◆ Exercise details
Look through the records below and collect all lines that hold the string "Сделайте".

◆ Given data
——————

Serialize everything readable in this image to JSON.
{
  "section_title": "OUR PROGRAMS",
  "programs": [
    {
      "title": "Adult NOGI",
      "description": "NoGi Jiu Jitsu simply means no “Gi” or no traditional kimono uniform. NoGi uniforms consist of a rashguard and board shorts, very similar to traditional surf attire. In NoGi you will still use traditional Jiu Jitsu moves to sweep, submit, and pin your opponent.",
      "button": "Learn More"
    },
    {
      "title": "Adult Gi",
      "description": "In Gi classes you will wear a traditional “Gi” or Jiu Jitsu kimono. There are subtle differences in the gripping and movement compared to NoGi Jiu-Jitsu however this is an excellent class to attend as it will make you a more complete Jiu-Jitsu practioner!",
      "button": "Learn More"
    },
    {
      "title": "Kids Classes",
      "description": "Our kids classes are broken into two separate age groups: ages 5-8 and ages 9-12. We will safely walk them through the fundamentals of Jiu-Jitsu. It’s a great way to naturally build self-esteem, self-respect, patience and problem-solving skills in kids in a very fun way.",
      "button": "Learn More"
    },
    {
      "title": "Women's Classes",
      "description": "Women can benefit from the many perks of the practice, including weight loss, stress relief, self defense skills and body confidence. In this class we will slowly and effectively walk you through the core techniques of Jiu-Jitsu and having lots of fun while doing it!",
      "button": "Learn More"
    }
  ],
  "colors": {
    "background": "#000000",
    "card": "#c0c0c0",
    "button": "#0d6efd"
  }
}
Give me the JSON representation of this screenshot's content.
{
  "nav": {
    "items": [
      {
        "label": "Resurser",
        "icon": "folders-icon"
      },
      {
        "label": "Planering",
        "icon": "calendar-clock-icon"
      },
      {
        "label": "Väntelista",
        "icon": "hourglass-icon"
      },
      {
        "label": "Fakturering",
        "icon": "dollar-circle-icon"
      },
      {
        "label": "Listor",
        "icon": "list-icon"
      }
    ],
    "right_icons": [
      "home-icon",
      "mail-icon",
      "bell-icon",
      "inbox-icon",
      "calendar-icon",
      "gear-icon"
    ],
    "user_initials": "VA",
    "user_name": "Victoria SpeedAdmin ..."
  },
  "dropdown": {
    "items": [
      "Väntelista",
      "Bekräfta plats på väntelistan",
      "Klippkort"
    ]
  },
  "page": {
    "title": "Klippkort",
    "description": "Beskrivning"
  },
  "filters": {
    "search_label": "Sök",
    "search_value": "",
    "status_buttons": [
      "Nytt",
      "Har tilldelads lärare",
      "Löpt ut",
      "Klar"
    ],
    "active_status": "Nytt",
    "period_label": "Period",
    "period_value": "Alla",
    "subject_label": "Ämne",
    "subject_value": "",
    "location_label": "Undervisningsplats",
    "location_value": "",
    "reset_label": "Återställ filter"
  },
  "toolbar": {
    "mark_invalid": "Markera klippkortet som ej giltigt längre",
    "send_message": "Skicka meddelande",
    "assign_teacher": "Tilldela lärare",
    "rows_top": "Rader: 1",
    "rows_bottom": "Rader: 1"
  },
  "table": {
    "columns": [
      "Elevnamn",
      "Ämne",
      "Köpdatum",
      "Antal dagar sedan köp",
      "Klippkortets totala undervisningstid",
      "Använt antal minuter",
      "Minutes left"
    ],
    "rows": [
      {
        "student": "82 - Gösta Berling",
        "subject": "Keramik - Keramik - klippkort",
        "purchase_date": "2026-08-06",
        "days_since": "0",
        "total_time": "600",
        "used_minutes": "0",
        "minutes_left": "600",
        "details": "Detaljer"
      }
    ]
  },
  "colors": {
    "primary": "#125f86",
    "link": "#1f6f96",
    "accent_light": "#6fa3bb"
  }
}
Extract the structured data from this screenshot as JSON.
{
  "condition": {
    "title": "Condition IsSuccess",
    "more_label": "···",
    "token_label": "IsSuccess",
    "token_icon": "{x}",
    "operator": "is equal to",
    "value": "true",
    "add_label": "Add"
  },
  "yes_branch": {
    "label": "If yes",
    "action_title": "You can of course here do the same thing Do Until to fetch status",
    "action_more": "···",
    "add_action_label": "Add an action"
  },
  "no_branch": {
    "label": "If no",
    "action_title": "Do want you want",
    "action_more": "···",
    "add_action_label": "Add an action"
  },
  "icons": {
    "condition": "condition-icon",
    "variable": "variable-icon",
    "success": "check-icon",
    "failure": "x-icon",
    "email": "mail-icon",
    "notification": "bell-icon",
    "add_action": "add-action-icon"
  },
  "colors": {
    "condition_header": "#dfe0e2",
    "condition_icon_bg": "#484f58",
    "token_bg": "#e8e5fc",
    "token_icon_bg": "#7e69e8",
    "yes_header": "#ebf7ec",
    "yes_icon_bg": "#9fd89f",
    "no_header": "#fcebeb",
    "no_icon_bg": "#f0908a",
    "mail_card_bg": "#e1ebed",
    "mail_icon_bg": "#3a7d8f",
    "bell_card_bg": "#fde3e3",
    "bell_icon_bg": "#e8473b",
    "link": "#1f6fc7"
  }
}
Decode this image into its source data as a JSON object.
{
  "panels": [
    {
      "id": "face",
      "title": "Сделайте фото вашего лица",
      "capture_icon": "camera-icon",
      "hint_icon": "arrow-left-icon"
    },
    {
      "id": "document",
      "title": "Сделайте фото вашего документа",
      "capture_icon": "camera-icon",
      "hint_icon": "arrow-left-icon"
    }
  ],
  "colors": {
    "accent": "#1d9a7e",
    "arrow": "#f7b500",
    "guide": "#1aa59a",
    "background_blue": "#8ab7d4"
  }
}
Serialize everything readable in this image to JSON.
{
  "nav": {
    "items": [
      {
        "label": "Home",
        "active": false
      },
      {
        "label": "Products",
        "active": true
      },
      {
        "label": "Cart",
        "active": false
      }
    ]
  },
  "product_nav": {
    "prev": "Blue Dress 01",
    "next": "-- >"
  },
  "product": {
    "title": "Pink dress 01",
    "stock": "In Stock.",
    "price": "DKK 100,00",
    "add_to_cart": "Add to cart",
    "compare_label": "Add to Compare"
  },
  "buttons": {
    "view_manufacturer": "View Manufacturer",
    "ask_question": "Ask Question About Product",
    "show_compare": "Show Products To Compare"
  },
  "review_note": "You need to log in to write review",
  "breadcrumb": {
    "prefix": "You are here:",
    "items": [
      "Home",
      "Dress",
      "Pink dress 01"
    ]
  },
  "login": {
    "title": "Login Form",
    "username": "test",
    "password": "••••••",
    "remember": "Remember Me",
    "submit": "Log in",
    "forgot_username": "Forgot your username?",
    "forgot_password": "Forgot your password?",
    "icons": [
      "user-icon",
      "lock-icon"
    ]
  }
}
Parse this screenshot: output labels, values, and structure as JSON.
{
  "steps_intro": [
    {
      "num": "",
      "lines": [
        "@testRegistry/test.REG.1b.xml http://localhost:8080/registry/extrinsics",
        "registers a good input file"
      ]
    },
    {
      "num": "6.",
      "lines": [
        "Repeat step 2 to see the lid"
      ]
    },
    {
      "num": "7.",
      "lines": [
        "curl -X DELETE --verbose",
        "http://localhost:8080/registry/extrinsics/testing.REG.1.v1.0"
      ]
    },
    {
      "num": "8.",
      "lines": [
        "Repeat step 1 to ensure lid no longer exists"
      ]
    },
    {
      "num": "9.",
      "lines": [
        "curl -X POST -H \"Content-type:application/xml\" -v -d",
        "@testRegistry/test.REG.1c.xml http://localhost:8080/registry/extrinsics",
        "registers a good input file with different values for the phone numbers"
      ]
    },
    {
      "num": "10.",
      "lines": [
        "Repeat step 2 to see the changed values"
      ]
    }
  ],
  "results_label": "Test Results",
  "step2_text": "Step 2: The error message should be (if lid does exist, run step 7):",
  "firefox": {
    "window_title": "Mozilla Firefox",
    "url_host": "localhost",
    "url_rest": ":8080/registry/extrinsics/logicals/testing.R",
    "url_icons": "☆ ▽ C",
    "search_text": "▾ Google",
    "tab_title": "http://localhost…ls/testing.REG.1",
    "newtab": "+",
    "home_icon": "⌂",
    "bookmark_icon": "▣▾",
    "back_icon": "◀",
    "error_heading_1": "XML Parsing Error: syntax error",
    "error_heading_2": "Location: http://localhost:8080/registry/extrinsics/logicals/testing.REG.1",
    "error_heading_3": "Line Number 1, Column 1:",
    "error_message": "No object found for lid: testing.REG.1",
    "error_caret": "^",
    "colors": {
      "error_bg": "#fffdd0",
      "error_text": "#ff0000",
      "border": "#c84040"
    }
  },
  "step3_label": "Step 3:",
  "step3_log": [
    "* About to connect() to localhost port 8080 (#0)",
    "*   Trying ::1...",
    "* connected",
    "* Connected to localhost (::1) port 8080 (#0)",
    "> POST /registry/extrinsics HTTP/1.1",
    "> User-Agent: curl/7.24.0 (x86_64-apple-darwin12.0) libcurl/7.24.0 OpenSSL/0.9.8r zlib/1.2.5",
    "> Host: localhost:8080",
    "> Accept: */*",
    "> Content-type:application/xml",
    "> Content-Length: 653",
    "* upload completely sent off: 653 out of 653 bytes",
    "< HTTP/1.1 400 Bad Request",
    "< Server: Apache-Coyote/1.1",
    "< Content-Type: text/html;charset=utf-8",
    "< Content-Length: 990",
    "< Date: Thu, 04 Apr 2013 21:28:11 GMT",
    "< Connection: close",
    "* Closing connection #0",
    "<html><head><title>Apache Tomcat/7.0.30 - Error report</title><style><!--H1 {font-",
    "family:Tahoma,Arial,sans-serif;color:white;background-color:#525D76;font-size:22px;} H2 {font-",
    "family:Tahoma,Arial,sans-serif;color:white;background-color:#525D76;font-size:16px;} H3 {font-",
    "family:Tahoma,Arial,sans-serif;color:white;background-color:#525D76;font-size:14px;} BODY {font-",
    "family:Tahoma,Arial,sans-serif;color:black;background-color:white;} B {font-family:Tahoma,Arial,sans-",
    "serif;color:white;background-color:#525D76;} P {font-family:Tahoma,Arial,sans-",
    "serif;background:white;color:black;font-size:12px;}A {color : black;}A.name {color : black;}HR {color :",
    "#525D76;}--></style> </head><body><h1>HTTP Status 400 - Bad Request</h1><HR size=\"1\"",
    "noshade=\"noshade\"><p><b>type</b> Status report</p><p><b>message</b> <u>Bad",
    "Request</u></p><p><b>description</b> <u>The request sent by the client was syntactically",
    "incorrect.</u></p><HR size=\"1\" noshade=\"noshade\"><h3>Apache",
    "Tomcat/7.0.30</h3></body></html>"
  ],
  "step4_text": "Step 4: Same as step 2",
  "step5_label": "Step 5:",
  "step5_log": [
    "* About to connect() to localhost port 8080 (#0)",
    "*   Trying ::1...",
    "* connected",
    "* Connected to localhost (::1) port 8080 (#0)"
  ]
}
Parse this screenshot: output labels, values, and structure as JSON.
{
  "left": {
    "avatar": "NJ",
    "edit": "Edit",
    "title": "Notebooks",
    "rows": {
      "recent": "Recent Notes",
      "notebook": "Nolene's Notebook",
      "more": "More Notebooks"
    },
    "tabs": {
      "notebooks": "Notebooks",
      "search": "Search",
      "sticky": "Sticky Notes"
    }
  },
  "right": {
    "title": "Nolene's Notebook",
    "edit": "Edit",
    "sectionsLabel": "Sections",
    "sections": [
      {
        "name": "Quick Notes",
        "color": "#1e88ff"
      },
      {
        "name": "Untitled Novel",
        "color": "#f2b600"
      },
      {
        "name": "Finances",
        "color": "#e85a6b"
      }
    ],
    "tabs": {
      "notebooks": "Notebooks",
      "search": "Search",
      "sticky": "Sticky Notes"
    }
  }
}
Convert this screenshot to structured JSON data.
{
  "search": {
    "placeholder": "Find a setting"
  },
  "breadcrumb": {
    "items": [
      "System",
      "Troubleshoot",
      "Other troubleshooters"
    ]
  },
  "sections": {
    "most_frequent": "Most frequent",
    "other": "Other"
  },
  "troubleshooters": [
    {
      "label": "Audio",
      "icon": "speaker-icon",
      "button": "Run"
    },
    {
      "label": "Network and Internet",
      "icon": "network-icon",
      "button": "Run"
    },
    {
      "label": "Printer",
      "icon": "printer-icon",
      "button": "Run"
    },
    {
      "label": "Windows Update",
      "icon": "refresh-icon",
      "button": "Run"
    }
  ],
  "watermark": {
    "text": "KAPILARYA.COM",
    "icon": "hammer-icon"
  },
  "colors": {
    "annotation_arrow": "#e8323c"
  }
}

——————

◆ Output for this exercise
      "title": "Сделайте фото вашего лица",
      "title": "Сделайте фото вашего документа",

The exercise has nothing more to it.